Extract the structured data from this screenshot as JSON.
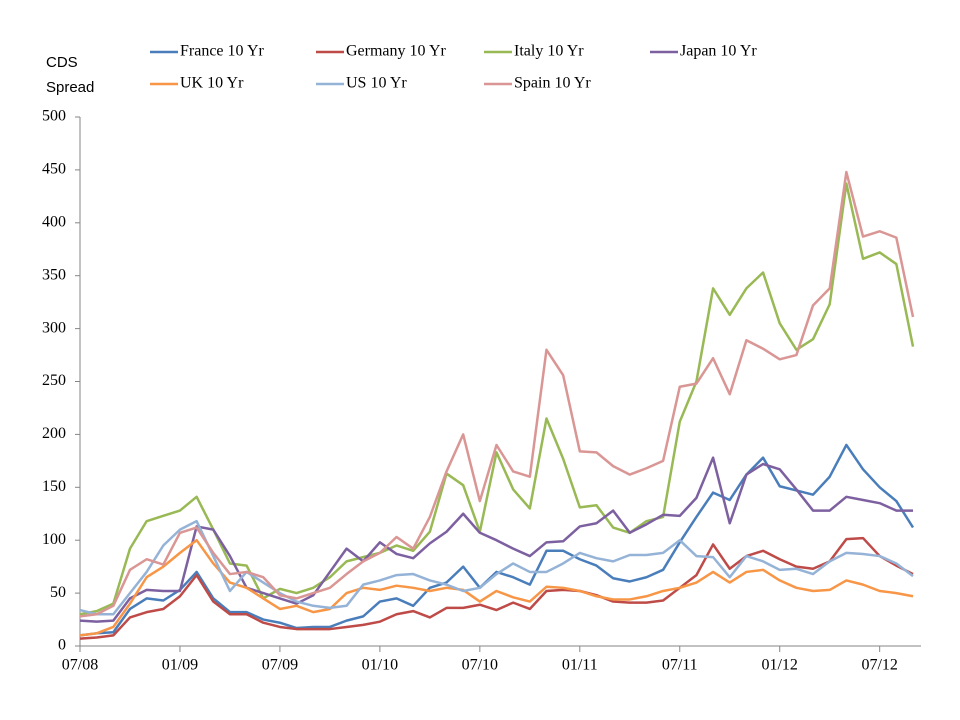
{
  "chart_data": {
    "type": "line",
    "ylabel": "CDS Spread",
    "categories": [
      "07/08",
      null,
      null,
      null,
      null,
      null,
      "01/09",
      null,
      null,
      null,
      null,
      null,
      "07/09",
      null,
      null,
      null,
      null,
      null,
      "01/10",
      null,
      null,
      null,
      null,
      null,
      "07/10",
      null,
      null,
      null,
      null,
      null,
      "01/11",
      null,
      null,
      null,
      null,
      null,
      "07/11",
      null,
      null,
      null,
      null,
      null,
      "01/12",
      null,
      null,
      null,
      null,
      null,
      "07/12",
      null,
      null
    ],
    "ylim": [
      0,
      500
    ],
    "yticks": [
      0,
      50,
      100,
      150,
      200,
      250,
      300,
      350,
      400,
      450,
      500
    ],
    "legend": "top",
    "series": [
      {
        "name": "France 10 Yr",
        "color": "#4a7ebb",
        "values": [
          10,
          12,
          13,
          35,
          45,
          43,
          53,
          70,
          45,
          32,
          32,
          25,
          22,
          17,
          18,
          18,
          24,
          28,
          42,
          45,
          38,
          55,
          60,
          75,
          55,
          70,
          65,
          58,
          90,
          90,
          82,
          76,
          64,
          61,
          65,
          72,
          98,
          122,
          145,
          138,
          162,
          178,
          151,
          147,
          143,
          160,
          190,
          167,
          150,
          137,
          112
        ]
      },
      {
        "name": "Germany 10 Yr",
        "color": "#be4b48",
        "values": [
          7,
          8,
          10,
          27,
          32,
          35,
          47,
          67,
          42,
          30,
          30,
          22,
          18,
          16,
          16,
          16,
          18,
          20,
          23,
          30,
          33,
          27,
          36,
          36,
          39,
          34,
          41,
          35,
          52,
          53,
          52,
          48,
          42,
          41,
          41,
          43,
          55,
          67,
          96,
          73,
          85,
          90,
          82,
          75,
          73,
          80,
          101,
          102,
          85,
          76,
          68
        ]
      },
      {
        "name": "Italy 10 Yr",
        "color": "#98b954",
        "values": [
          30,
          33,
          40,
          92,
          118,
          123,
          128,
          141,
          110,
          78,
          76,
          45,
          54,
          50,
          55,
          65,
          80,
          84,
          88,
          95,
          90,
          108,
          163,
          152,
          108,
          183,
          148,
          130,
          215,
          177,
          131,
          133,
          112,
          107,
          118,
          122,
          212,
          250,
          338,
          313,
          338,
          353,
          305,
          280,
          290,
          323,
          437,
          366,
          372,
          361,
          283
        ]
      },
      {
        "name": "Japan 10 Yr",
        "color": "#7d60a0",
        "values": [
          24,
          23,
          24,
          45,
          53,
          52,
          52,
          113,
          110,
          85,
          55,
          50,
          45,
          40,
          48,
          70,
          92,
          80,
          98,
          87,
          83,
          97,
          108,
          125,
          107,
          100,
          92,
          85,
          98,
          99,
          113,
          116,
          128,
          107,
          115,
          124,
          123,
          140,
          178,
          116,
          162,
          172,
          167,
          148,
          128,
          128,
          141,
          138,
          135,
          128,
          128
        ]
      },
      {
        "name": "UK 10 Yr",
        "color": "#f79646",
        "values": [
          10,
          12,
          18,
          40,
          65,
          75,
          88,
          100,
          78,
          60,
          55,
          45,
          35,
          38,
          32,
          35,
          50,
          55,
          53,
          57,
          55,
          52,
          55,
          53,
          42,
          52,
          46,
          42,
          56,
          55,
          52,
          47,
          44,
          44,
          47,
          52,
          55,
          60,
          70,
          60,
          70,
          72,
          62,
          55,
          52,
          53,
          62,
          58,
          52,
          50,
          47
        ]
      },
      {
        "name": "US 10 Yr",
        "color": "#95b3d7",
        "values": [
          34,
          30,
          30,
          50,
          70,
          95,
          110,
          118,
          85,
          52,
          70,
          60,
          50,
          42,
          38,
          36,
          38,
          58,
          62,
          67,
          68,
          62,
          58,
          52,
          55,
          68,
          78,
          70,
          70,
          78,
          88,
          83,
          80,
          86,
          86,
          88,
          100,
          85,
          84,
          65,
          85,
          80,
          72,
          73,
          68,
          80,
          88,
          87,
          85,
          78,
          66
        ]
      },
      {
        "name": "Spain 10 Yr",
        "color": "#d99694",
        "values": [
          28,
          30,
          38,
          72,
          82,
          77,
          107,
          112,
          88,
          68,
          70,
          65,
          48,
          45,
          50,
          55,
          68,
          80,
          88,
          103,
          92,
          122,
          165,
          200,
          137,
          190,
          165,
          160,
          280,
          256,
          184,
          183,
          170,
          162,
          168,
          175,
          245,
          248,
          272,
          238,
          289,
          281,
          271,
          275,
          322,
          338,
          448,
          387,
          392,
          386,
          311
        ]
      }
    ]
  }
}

▬▬▬▬▬▬

**DESCRIPTION OF THE TASK**
A number is the only answer here: how many lines of the material above contain "color"?

**ANSWER**
7